* _Set problem_:
Present each line of the entries below that holds the word "Exit".

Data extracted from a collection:

+---+

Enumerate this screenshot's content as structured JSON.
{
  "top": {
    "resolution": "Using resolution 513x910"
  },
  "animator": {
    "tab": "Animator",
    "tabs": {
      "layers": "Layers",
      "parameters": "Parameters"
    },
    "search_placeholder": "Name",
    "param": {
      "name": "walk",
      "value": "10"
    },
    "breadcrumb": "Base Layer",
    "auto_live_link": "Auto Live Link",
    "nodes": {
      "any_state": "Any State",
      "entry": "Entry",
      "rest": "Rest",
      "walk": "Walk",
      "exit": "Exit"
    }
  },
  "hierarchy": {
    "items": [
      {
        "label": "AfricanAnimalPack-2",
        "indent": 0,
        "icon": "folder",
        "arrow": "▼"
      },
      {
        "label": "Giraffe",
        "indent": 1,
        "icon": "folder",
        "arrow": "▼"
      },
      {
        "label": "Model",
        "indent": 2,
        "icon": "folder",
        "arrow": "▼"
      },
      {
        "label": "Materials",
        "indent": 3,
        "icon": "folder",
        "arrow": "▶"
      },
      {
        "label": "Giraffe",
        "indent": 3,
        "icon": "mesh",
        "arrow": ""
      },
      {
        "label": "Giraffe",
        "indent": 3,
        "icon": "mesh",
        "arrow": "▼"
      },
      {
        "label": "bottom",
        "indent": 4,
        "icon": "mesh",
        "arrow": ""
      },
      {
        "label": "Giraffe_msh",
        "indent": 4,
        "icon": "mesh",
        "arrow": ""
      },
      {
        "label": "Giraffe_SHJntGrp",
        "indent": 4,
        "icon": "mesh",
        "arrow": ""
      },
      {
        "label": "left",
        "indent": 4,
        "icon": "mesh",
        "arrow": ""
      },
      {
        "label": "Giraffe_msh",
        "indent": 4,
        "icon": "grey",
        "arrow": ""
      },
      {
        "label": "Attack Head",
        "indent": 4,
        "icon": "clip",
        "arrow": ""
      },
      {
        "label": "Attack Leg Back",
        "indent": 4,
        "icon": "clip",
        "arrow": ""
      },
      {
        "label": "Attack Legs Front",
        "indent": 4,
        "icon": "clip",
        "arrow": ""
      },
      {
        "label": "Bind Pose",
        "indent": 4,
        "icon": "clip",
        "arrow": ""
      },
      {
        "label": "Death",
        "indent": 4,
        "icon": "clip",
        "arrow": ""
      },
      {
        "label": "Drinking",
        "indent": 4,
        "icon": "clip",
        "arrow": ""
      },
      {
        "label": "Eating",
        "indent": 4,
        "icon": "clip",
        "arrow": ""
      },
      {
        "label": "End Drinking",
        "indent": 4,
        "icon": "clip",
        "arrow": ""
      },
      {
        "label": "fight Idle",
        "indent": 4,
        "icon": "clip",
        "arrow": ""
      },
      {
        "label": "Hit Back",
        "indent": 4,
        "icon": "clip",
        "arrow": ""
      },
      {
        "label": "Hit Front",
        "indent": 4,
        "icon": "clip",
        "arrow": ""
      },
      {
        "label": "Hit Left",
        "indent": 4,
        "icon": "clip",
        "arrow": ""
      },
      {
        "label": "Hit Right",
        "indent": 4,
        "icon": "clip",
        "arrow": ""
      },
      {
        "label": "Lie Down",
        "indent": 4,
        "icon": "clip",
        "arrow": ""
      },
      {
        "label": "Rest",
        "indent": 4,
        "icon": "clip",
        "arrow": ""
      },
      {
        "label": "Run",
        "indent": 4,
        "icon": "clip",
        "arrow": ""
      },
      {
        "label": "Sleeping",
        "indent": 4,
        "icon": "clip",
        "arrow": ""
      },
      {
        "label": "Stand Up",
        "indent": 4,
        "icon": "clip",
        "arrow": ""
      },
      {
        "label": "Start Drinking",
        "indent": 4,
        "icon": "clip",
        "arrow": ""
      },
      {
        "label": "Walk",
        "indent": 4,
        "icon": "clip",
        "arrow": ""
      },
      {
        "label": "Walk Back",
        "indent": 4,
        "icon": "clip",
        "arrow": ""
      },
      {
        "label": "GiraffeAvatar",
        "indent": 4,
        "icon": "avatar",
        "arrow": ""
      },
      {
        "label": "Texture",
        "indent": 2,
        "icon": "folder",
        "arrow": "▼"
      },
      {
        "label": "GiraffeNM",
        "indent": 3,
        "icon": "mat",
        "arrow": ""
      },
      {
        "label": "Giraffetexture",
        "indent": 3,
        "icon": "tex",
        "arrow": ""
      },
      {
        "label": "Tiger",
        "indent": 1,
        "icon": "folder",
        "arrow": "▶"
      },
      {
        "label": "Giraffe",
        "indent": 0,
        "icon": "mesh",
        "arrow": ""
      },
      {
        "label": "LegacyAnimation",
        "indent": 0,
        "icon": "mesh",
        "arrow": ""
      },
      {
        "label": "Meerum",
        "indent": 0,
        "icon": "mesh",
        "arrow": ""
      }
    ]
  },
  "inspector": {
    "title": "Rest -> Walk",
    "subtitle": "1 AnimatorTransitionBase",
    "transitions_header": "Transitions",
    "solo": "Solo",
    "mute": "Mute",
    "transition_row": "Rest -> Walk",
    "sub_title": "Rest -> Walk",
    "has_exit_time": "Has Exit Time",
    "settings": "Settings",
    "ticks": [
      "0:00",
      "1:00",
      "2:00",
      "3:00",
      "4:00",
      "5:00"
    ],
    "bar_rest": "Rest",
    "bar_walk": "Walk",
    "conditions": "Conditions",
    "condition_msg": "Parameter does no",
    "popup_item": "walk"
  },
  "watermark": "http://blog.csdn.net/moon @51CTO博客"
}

+---+

* _Solution to the problem_:
      "exit": "Exit"
    "has_exit_time": "Has Exit Time",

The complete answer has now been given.